### [WORK TO COMPLETE]
Copy out each line of the material in which the word "years" appears.

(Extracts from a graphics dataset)
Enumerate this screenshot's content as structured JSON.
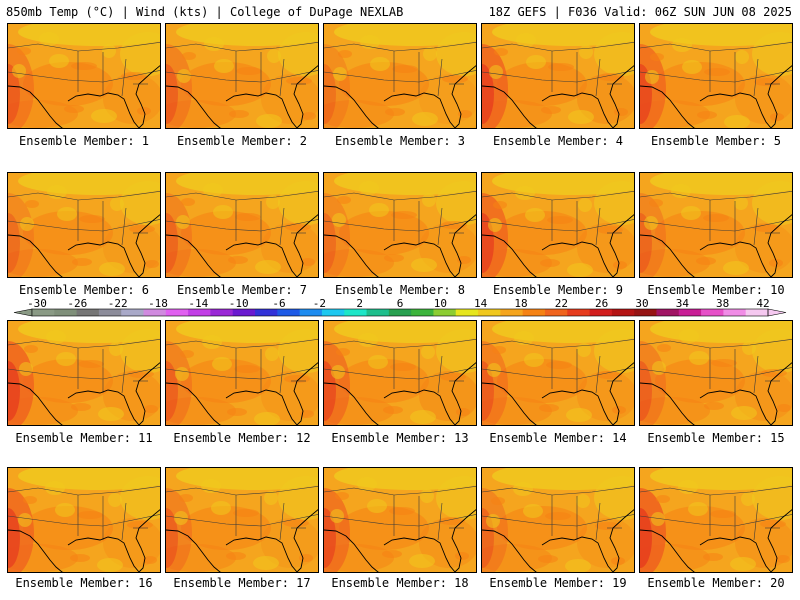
{
  "header": {
    "left": "850mb Temp (°C) | Wind (kts) | College of DuPage NEXLAB",
    "right": "18Z GEFS | F036 Valid: 06Z SUN JUN 08 2025"
  },
  "members": [
    {
      "label": "Ensemble Member: 1",
      "hot_west": 0.55,
      "hot_east": 0.35
    },
    {
      "label": "Ensemble Member: 2",
      "hot_west": 0.5,
      "hot_east": 0.3
    },
    {
      "label": "Ensemble Member: 3",
      "hot_west": 0.35,
      "hot_east": 0.2
    },
    {
      "label": "Ensemble Member: 4",
      "hot_west": 0.85,
      "hot_east": 0.45
    },
    {
      "label": "Ensemble Member: 5",
      "hot_west": 0.75,
      "hot_east": 0.35
    },
    {
      "label": "Ensemble Member: 6",
      "hot_west": 0.4,
      "hot_east": 0.25
    },
    {
      "label": "Ensemble Member: 7",
      "hot_west": 0.45,
      "hot_east": 0.3
    },
    {
      "label": "Ensemble Member: 8",
      "hot_west": 0.4,
      "hot_east": 0.3
    },
    {
      "label": "Ensemble Member: 9",
      "hot_west": 0.8,
      "hot_east": 0.35
    },
    {
      "label": "Ensemble Member: 10",
      "hot_west": 0.45,
      "hot_east": 0.3
    },
    {
      "label": "Ensemble Member: 11",
      "hot_west": 0.85,
      "hot_east": 0.4
    },
    {
      "label": "Ensemble Member: 12",
      "hot_west": 0.5,
      "hot_east": 0.3
    },
    {
      "label": "Ensemble Member: 13",
      "hot_west": 0.7,
      "hot_east": 0.45
    },
    {
      "label": "Ensemble Member: 14",
      "hot_west": 0.55,
      "hot_east": 0.35
    },
    {
      "label": "Ensemble Member: 15",
      "hot_west": 0.5,
      "hot_east": 0.4
    },
    {
      "label": "Ensemble Member: 16",
      "hot_west": 0.8,
      "hot_east": 0.3
    },
    {
      "label": "Ensemble Member: 17",
      "hot_west": 0.5,
      "hot_east": 0.25
    },
    {
      "label": "Ensemble Member: 18",
      "hot_west": 0.7,
      "hot_east": 0.4
    },
    {
      "label": "Ensemble Member: 19",
      "hot_west": 0.45,
      "hot_east": 0.3
    },
    {
      "label": "Ensemble Member: 20",
      "hot_west": 0.9,
      "hot_east": 0.4
    }
  ],
  "colorbar": {
    "ticks": [
      "-30",
      "-26",
      "-22",
      "-18",
      "-14",
      "-10",
      "-6",
      "-2",
      "2",
      "6",
      "10",
      "14",
      "18",
      "22",
      "26",
      "30",
      "34",
      "38",
      "42"
    ],
    "colors": [
      "#8a9a85",
      "#7f8f7a",
      "#767676",
      "#8c8c9a",
      "#a9a9c8",
      "#d08adf",
      "#e060f0",
      "#c23ee6",
      "#9a28d6",
      "#6a1ad0",
      "#3232d8",
      "#1e5ae6",
      "#1e8cf0",
      "#1ec8f0",
      "#1ee6c8",
      "#1ebe8c",
      "#28a050",
      "#3cb43c",
      "#8ccd32",
      "#e6e61e",
      "#f0c81e",
      "#f5a51e",
      "#f58214",
      "#f0641e",
      "#e63c1e",
      "#d21e1e",
      "#b41414",
      "#961414",
      "#a01464",
      "#c81e96",
      "#e650c8",
      "#f08ce6",
      "#f5c8f0"
    ]
  }
}
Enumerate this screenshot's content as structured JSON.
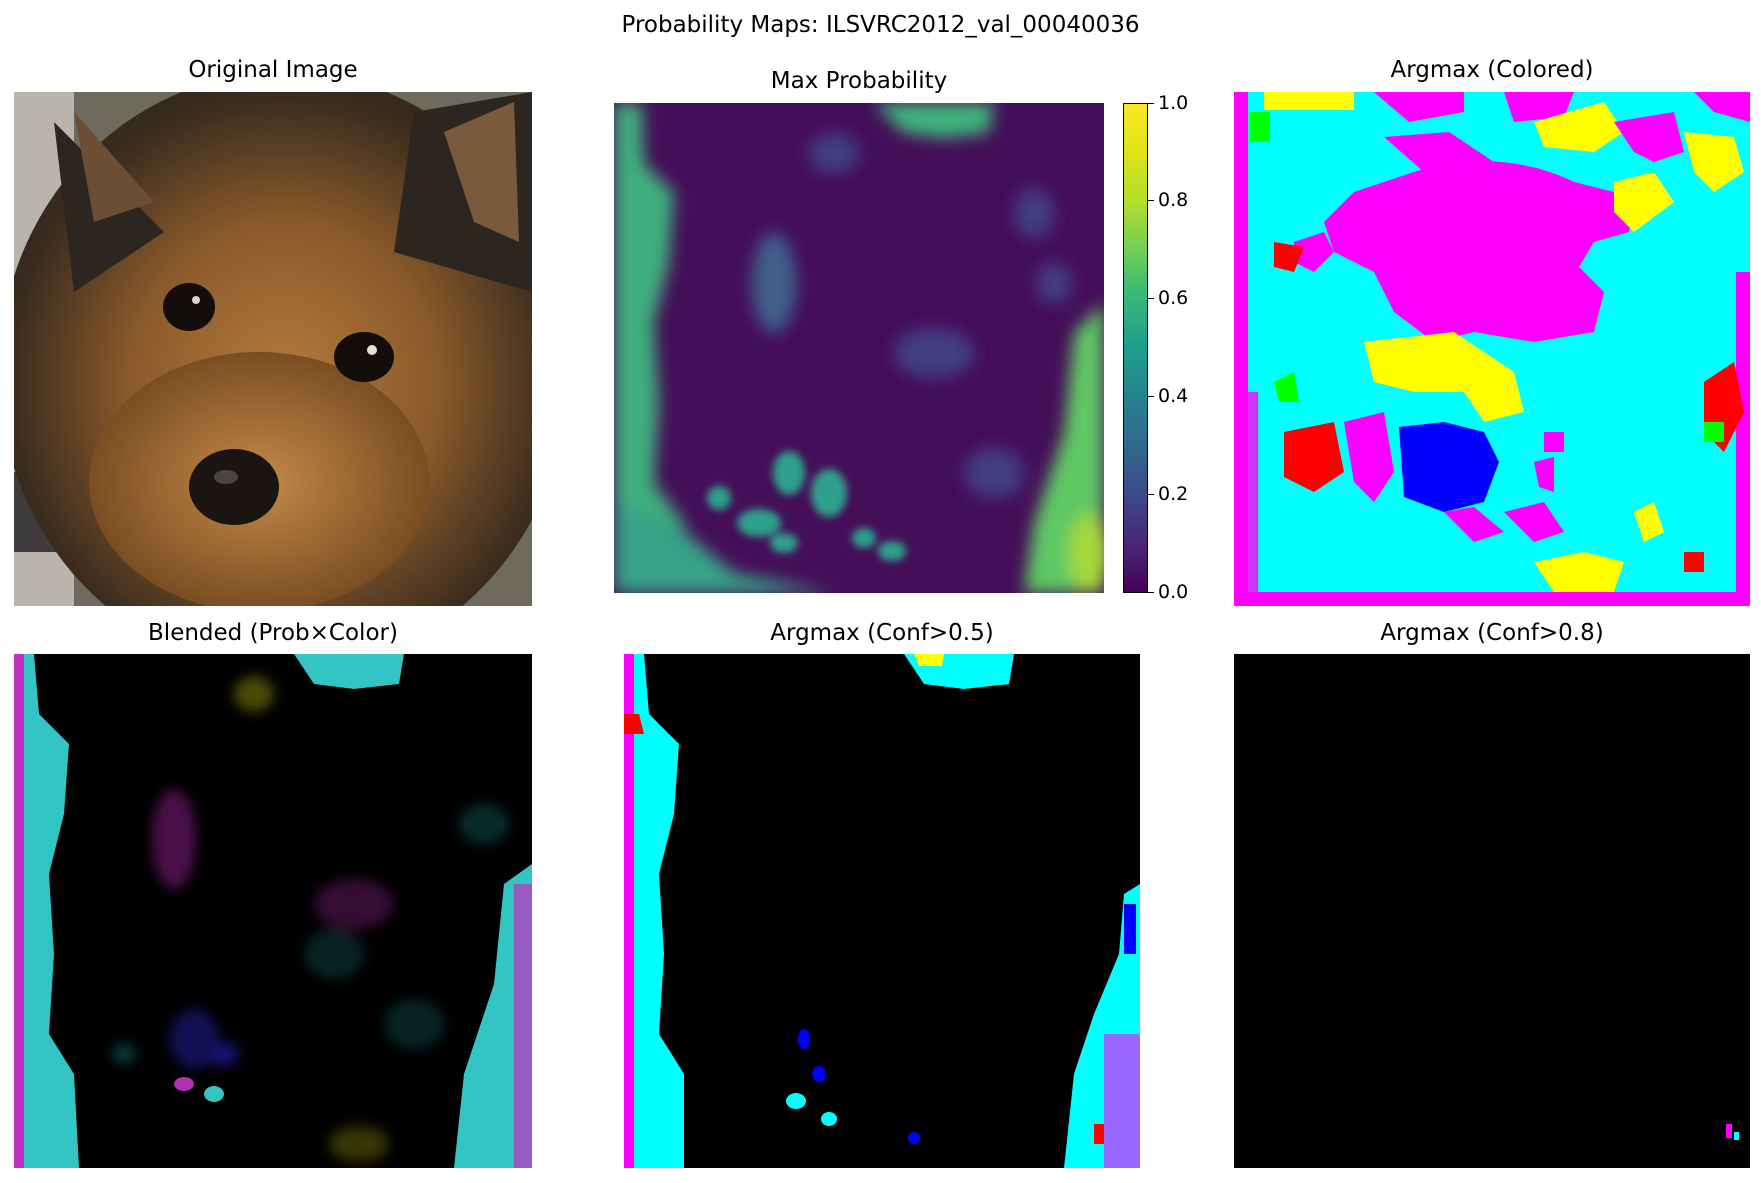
{
  "figure": {
    "suptitle": "Probability Maps: ILSVRC2012_val_00040036"
  },
  "panels": {
    "original": {
      "title": "Original Image"
    },
    "max_prob": {
      "title": "Max Probability"
    },
    "argmax_colored": {
      "title": "Argmax (Colored)"
    },
    "blended": {
      "title": "Blended (Prob×Color)"
    },
    "argmax_conf05": {
      "title": "Argmax (Conf>0.5)"
    },
    "argmax_conf08": {
      "title": "Argmax (Conf>0.8)"
    }
  },
  "colorbar": {
    "colormap": "viridis",
    "range": [
      0.0,
      1.0
    ],
    "tick_labels": [
      "0.0",
      "0.2",
      "0.4",
      "0.6",
      "0.8",
      "1.0"
    ]
  },
  "class_colors": {
    "cyan": "#00ffff",
    "magenta": "#ff00ff",
    "yellow": "#ffff00",
    "red": "#ff0000",
    "green": "#00ff00",
    "blue": "#0000ff"
  }
}
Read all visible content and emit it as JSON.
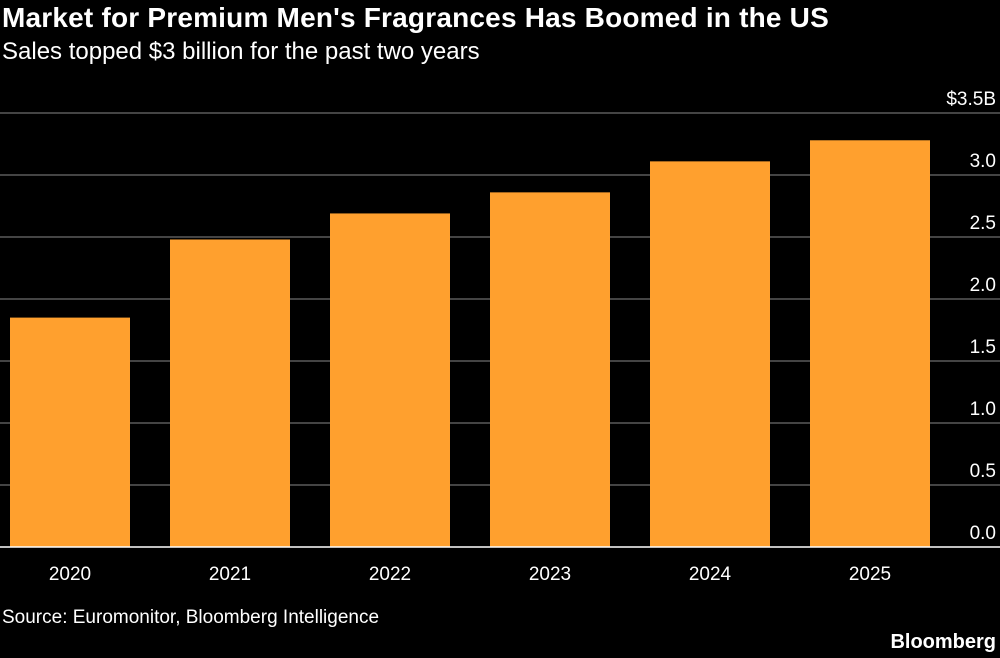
{
  "header": {
    "title": "Market for Premium Men's Fragrances Has Boomed in the US",
    "subtitle": "Sales topped $3 billion for the past two years"
  },
  "footer": {
    "source": "Source: Euromonitor, Bloomberg Intelligence",
    "brand": "Bloomberg"
  },
  "colors": {
    "background": "#000000",
    "bar": "#FFA02E",
    "gridline": "#5a5a5a",
    "text": "#ffffff"
  },
  "chart_data": {
    "type": "bar",
    "title": "Market for Premium Men's Fragrances Has Boomed in the US",
    "subtitle": "Sales topped $3 billion for the past two years",
    "categories": [
      "2020",
      "2021",
      "2022",
      "2023",
      "2024",
      "2025"
    ],
    "values": [
      1.85,
      2.48,
      2.69,
      2.86,
      3.11,
      3.28
    ],
    "xlabel": "",
    "ylabel": "",
    "unit": "$B",
    "ylim": [
      0,
      3.5
    ],
    "yticks": [
      0,
      0.5,
      1.0,
      1.5,
      2.0,
      2.5,
      3.0,
      3.5
    ],
    "ytick_labels": [
      "0.0",
      "0.5",
      "1.0",
      "1.5",
      "2.0",
      "2.5",
      "3.0",
      "$3.5B"
    ],
    "y_axis_position": "right",
    "grid": true,
    "legend": "none"
  }
}
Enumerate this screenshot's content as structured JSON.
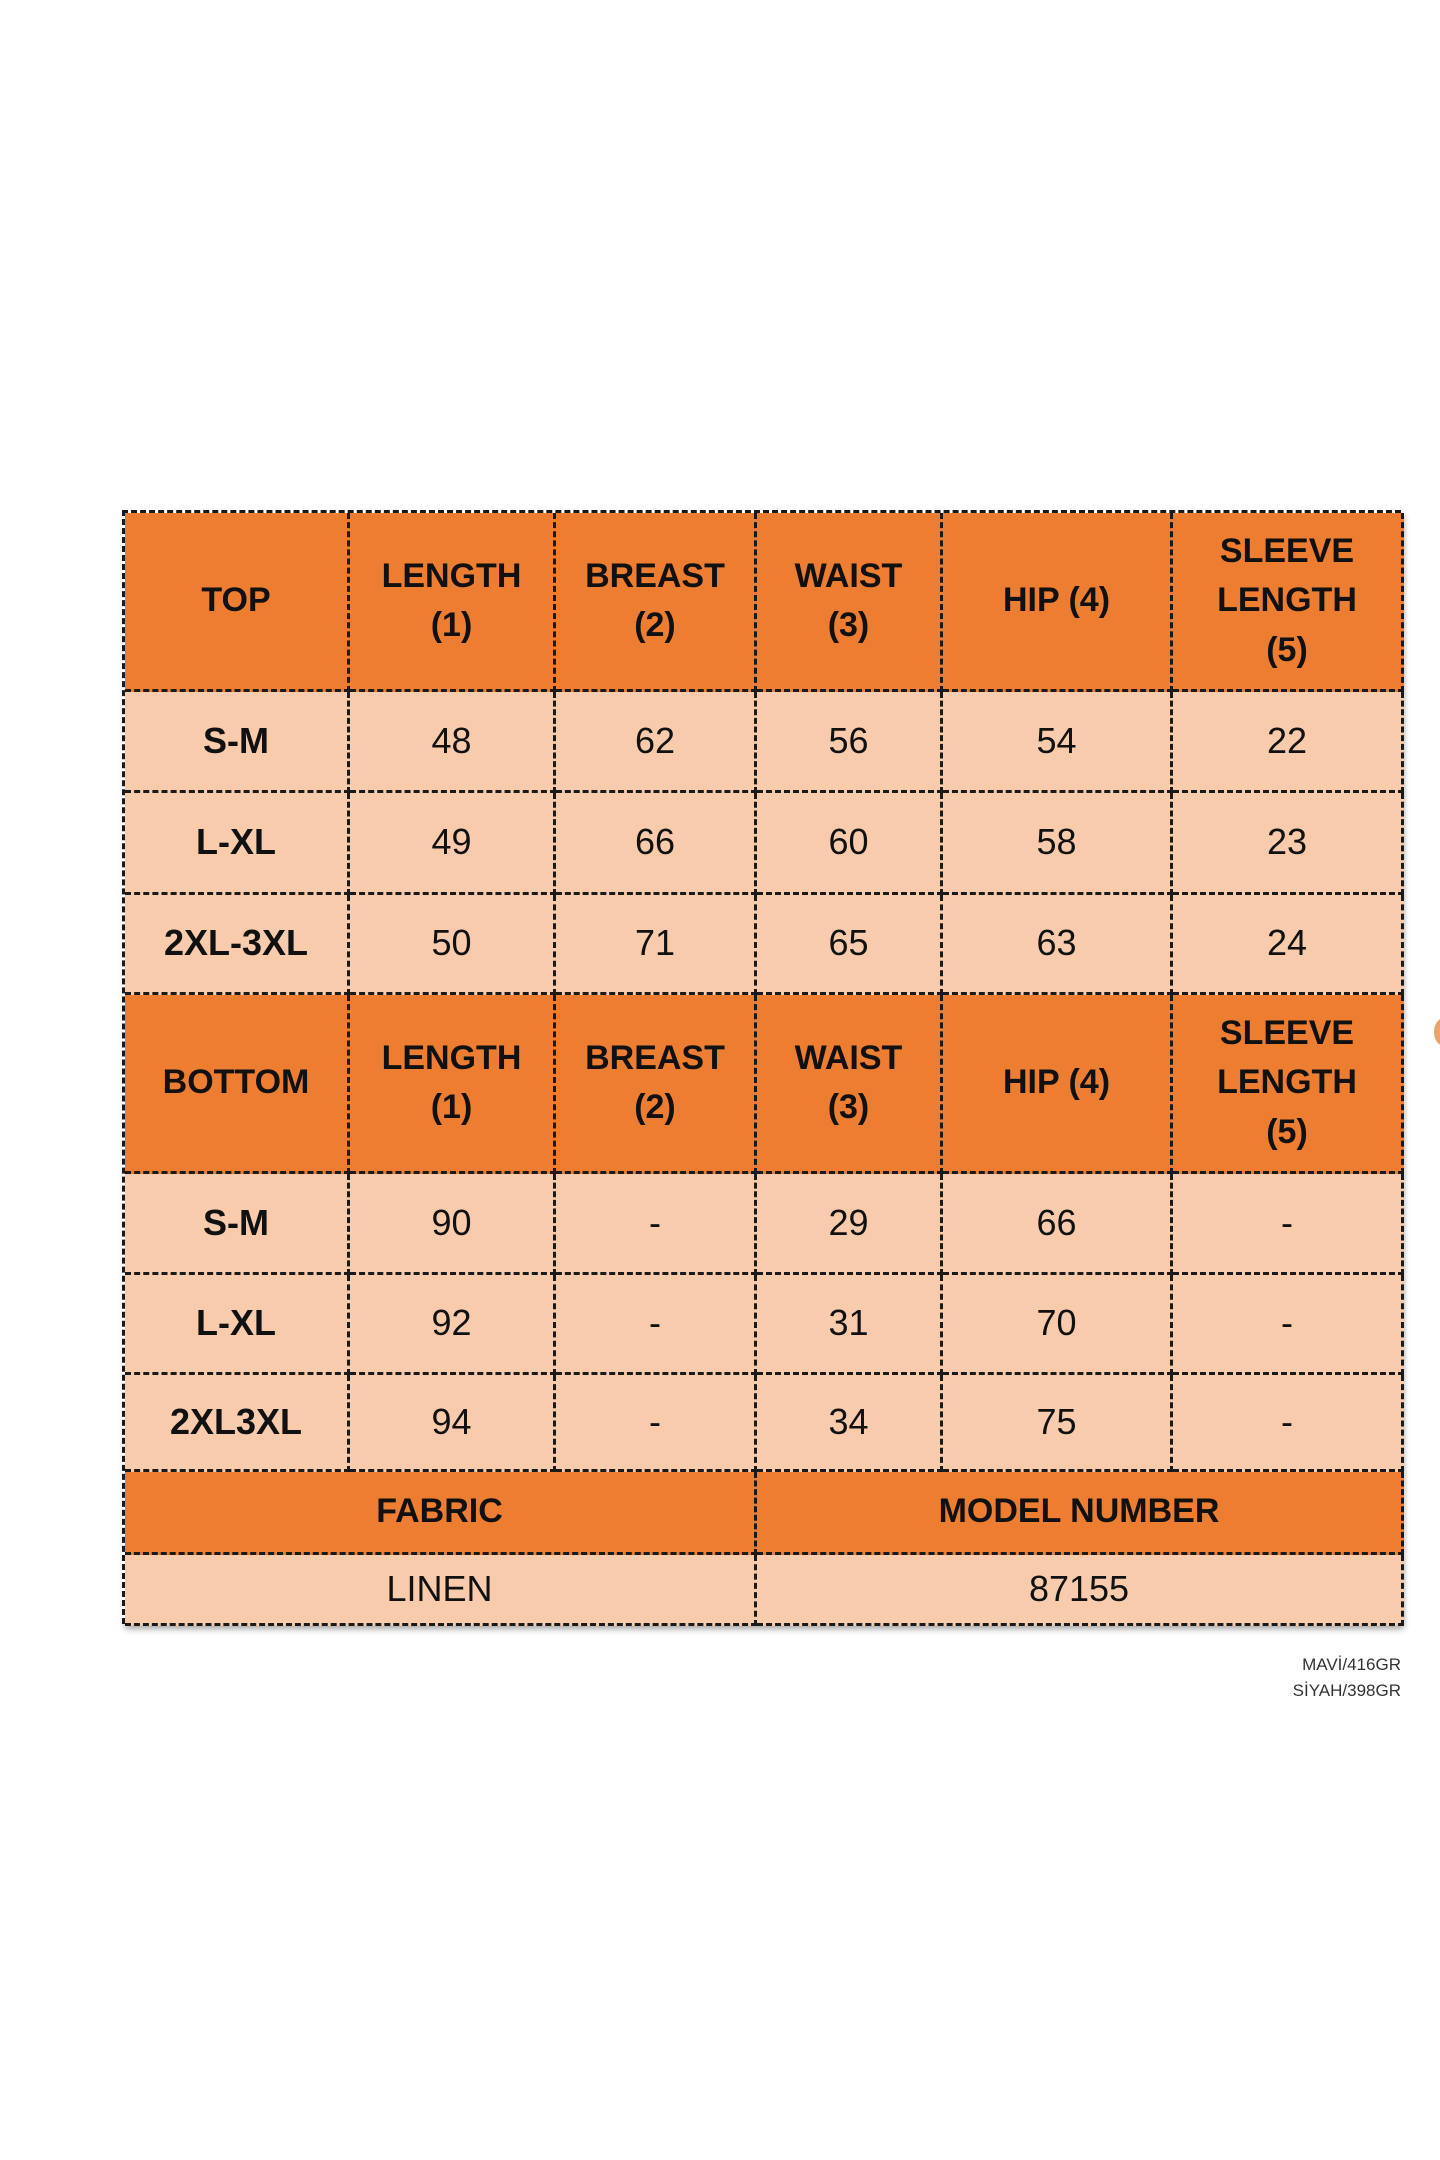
{
  "colors": {
    "header": "#ED7D31",
    "body": "#F8CBAD",
    "border": "#1a1a1a"
  },
  "top": {
    "headers": [
      "TOP",
      "LENGTH\n(1)",
      "BREAST\n(2)",
      "WAIST\n(3)",
      "HIP (4)",
      "SLEEVE\nLENGTH\n(5)"
    ],
    "rows": [
      [
        "S-M",
        "48",
        "62",
        "56",
        "54",
        "22"
      ],
      [
        "L-XL",
        "49",
        "66",
        "60",
        "58",
        "23"
      ],
      [
        "2XL-3XL",
        "50",
        "71",
        "65",
        "63",
        "24"
      ]
    ]
  },
  "bottom": {
    "headers": [
      "BOTTOM",
      "LENGTH\n(1)",
      "BREAST\n(2)",
      "WAIST\n(3)",
      "HIP (4)",
      "SLEEVE\nLENGTH\n(5)"
    ],
    "rows": [
      [
        "S-M",
        "90",
        "-",
        "29",
        "66",
        "-"
      ],
      [
        "L-XL",
        "92",
        "-",
        "31",
        "70",
        "-"
      ],
      [
        "2XL3XL",
        "94",
        "-",
        "34",
        "75",
        "-"
      ]
    ]
  },
  "footer": {
    "fabric_label": "FABRIC",
    "model_label": "MODEL NUMBER",
    "fabric_value": "LINEN",
    "model_value": "87155"
  },
  "notes": [
    "MAVİ/416GR",
    "SİYAH/398GR"
  ]
}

### [RESULT FOR THIS TASK]
    "subtitle": "Sales topped $3 billion for the past two years"
    "subtitle": "Sales topped $3 billion for the past two years",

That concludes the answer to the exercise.